### Ejercicios
**a)** Indica si cada afirmación coincide con el fragmento sobre tecnología y educación y cita las palabras exactas que lo deciden: (i) hoy basta con saber leer y escribir para trabajar; (ii) la tecnología genera puestos de trabajo; (iii) el fin del impuesto que financia la educación cambia.
**b)** Prosigue el fragmento sobre tecnología y educación a partir de su última oración.

### Fragmento seleccionado
☆ ☆ ☆ ☆ ☆


—Las tecnologías también provocan cambios en los requerimientos de recursos humanos. ¿La educación está teniendo en cuenta esto?

—Hoy hay que estar más actualizado porque todo cambia constantemente. Necesitamos ingenieros, gente que esté ayudando a la tecnología a cumplir su función. Todo eso son puestos de trabajo que se generan y que se van a seguir generando. Antes era muy importante saber leer y escribir, porque los puestos de trabajo de aquel momento lo requerían. Hoy ya no te alcanza con eso. Tenés que usar la tecnología, saber manejar un celular, computadoras, un montón de herramientas para estar en el mercado laboral. Tenemos que educar a la gente para que logre manejar esos medios. El impuesto que financia la educación, si fuera eficiente, tiene que virar hacia formar ese tipo de personas que asistan a la tecnología. El fin no cambia.

☆ ☆ ☆ ☆ ☆

### Información de la fuente
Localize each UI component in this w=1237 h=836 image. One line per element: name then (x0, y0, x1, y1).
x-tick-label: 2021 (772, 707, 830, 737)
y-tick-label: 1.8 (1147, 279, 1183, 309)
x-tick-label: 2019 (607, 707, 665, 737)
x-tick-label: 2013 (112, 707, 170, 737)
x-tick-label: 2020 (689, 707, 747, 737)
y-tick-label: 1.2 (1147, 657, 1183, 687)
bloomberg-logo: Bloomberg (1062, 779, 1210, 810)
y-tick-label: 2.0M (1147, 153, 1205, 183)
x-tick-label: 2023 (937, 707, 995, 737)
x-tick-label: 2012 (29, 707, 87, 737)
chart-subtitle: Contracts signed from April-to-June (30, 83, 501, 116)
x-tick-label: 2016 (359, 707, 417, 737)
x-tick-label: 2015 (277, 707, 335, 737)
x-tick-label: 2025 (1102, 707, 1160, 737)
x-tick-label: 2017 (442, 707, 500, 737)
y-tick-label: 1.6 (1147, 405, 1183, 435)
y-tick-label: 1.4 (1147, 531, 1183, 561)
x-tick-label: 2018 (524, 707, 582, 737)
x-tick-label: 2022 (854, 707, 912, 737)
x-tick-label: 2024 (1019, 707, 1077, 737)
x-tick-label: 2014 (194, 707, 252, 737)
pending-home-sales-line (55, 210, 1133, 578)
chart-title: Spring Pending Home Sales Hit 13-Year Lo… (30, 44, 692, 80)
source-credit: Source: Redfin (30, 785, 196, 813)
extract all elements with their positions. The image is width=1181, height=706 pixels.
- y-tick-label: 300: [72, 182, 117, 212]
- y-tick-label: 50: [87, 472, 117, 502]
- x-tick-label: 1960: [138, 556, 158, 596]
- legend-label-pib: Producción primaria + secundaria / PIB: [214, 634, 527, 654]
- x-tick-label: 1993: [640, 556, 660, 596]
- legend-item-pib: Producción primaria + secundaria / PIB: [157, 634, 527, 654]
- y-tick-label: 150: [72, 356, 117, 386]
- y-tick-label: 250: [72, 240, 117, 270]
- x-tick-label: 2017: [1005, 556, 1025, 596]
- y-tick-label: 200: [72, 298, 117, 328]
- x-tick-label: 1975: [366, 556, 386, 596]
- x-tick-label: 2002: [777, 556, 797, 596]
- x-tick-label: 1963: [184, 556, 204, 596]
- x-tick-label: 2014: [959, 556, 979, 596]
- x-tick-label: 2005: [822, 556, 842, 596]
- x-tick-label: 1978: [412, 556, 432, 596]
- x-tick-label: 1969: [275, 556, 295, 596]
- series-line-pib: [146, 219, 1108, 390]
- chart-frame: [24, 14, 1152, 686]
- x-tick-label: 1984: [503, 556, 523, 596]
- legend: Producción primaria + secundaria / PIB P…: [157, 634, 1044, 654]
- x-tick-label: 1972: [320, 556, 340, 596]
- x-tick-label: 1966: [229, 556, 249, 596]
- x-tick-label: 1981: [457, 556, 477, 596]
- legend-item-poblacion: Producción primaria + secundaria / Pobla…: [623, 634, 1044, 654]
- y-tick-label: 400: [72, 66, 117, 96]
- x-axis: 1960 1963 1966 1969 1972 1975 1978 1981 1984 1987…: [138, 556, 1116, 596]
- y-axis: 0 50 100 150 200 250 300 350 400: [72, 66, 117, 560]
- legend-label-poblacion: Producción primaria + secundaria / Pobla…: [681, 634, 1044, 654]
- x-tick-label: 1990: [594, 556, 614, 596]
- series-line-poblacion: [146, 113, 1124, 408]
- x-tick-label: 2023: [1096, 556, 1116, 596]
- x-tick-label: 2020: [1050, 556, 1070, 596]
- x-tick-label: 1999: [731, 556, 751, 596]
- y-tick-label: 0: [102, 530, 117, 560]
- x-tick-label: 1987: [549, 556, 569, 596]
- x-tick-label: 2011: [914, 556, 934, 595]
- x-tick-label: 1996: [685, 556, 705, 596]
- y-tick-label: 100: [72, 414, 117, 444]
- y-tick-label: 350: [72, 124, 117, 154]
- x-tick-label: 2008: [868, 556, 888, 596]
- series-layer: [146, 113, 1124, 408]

☆ ☆ ☆ ☆ ☆

### Solucionario
**a)**
(i) No: «Hoy ya no te alcanza con eso.»
(ii) Sí: «Todo eso son puestos de trabajo que se generan y que se van a seguir generando.»
(iii) No: «El fin no cambia.»

**b)**
—¿Ese tipo de capacitación también se está requiriendo más en sectores de servicios, por ejemplo, como los ofrecidos por EY?

—Hoy tenemos empresas informáticas que dan servicios de ingeniería o de otras áreas. Nosotros, a pesar de ser una firma de contadores, necesitamos cada vez más ingenieros. Esto genera alianzas con las empresas, porque nosotros también tenemos que ser más eficientes para conseguir lo que queremos. La tecnología se nos cayó arriba y tuvimos que aprender a usarla. Hoy las empresas tenemos que estar en condiciones de tomar la tecnología y llevarla a donde queremos usarla. Lo mismo sucede en la medicina, que para determinadas curas de enfermedades utiliza la tecnología.

—¿La tecnología hará que se pierdan muchos puestos de trabajo?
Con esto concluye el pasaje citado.